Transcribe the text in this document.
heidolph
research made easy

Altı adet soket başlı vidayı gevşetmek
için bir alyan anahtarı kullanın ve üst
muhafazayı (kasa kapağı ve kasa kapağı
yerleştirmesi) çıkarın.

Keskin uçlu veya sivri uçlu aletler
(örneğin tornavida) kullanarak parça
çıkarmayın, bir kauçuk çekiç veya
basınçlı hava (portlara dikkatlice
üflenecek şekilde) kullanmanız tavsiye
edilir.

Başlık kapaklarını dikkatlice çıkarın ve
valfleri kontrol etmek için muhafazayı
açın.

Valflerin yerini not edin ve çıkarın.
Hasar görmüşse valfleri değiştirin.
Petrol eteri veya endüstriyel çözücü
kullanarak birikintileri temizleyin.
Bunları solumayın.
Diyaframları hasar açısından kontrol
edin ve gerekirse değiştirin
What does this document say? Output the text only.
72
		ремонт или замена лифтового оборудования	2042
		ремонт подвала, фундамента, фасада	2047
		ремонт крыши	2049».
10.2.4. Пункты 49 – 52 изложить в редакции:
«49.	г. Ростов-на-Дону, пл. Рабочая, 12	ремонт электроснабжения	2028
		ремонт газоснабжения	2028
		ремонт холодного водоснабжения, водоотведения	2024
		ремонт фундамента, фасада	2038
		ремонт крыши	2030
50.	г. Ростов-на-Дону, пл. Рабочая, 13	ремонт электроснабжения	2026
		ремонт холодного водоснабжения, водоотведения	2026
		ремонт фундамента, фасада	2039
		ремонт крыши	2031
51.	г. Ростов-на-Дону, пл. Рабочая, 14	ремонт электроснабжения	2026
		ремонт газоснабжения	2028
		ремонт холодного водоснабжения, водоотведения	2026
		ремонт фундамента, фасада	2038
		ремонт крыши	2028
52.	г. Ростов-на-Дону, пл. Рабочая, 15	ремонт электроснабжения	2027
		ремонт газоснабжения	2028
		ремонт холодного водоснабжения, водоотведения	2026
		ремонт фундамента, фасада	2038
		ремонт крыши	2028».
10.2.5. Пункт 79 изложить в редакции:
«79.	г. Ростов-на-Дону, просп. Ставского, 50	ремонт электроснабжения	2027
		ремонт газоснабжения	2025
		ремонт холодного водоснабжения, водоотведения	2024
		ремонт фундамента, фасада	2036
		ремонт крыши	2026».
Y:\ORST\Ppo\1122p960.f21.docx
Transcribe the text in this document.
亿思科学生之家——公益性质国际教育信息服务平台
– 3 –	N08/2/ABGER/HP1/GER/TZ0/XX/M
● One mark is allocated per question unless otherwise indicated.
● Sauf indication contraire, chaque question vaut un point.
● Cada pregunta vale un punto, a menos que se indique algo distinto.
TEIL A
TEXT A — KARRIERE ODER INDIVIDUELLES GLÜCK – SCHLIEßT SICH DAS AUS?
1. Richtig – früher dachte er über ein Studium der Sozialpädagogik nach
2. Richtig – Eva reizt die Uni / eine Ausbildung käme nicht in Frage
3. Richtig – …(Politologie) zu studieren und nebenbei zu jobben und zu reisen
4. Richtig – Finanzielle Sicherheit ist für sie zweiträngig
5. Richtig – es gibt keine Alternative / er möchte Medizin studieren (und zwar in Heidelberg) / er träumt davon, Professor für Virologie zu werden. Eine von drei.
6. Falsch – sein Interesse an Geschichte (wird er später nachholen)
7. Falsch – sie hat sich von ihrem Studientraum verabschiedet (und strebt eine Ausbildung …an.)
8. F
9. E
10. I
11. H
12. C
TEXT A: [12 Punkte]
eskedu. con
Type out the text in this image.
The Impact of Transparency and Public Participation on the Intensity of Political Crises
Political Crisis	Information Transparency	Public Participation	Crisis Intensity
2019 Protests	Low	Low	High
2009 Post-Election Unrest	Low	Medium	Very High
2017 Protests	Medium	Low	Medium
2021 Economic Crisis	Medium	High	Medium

_Work required_: Reproduce all of the records exactly.

_The output_:
Transcribe the text in this document.
heidolph
research made easy

Altı adet soket başlı vidayı gevşetmek
için bir alyan anahtarı kullanın ve üst
muhafazayı (kasa kapağı ve kasa kapağı
yerleştirmesi) çıkarın.

Keskin uçlu veya sivri uçlu aletler
(örneğin tornavida) kullanarak parça
çıkarmayın, bir kauçuk çekiç veya
basınçlı hava (portlara dikkatlice
üflenecek şekilde) kullanmanız tavsiye
edilir.

Başlık kapaklarını dikkatlice çıkarın ve
valfleri kontrol etmek için muhafazayı
açın.

Valflerin yerini not edin ve çıkarın.
Hasar görmüşse valfleri değiştirin.
Petrol eteri veya endüstriyel çözücü
kullanarak birikintileri temizleyin.
Bunları solumayın.
Diyaframları hasar açısından kontrol
edin ve gerekirse değiştirin
What does this document say? Output the text only.
72
		ремонт или замена лифтового оборудования	2042
		ремонт подвала, фундамента, фасада	2047
		ремонт крыши	2049».
10.2.4. Пункты 49 – 52 изложить в редакции:
«49.	г. Ростов-на-Дону, пл. Рабочая, 12	ремонт электроснабжения	2028
		ремонт газоснабжения	2028
		ремонт холодного водоснабжения, водоотведения	2024
		ремонт фундамента, фасада	2038
		ремонт крыши	2030
50.	г. Ростов-на-Дону, пл. Рабочая, 13	ремонт электроснабжения	2026
		ремонт холодного водоснабжения, водоотведения	2026
		ремонт фундамента, фасада	2039
		ремонт крыши	2031
51.	г. Ростов-на-Дону, пл. Рабочая, 14	ремонт электроснабжения	2026
		ремонт газоснабжения	2028
		ремонт холодного водоснабжения, водоотведения	2026
		ремонт фундамента, фасада	2038
		ремонт крыши	2028
52.	г. Ростов-на-Дону, пл. Рабочая, 15	ремонт электроснабжения	2027
		ремонт газоснабжения	2028
		ремонт холодного водоснабжения, водоотведения	2026
		ремонт фундамента, фасада	2038
		ремонт крыши	2028».
10.2.5. Пункт 79 изложить в редакции:
«79.	г. Ростов-на-Дону, просп. Ставского, 50	ремонт электроснабжения	2027
		ремонт газоснабжения	2025
		ремонт холодного водоснабжения, водоотведения	2024
		ремонт фундамента, фасада	2036
		ремонт крыши	2026».
Y:\ORST\Ppo\1122p960.f21.docx
Transcribe the text in this document.
亿思科学生之家——公益性质国际教育信息服务平台
– 3 –	N08/2/ABGER/HP1/GER/TZ0/XX/M
● One mark is allocated per question unless otherwise indicated.
● Sauf indication contraire, chaque question vaut un point.
● Cada pregunta vale un punto, a menos que se indique algo distinto.
TEIL A
TEXT A — KARRIERE ODER INDIVIDUELLES GLÜCK – SCHLIEßT SICH DAS AUS?
1. Richtig – früher dachte er über ein Studium der Sozialpädagogik nach
2. Richtig – Eva reizt die Uni / eine Ausbildung käme nicht in Frage
3. Richtig – …(Politologie) zu studieren und nebenbei zu jobben und zu reisen
4. Richtig – Finanzielle Sicherheit ist für sie zweiträngig
5. Richtig – es gibt keine Alternative / er möchte Medizin studieren (und zwar in Heidelberg) / er träumt davon, Professor für Virologie zu werden. Eine von drei.
6. Falsch – sein Interesse an Geschichte (wird er später nachholen)
7. Falsch – sie hat sich von ihrem Studientraum verabschiedet (und strebt eine Ausbildung …an.)
8. F
9. E
10. I
11. H
12. C
TEXT A: [12 Punkte]
eskedu. con
Type out the text in this image.
The Impact of Transparency and Public Participation on the Intensity of Political Crises
Political Crisis	Information Transparency	Public Participation	Crisis Intensity
2019 Protests	Low	Low	High
2009 Post-Election Unrest	Low	Medium	Very High
2017 Protests	Medium	Low	Medium
2021 Economic Crisis	Medium	High	Medium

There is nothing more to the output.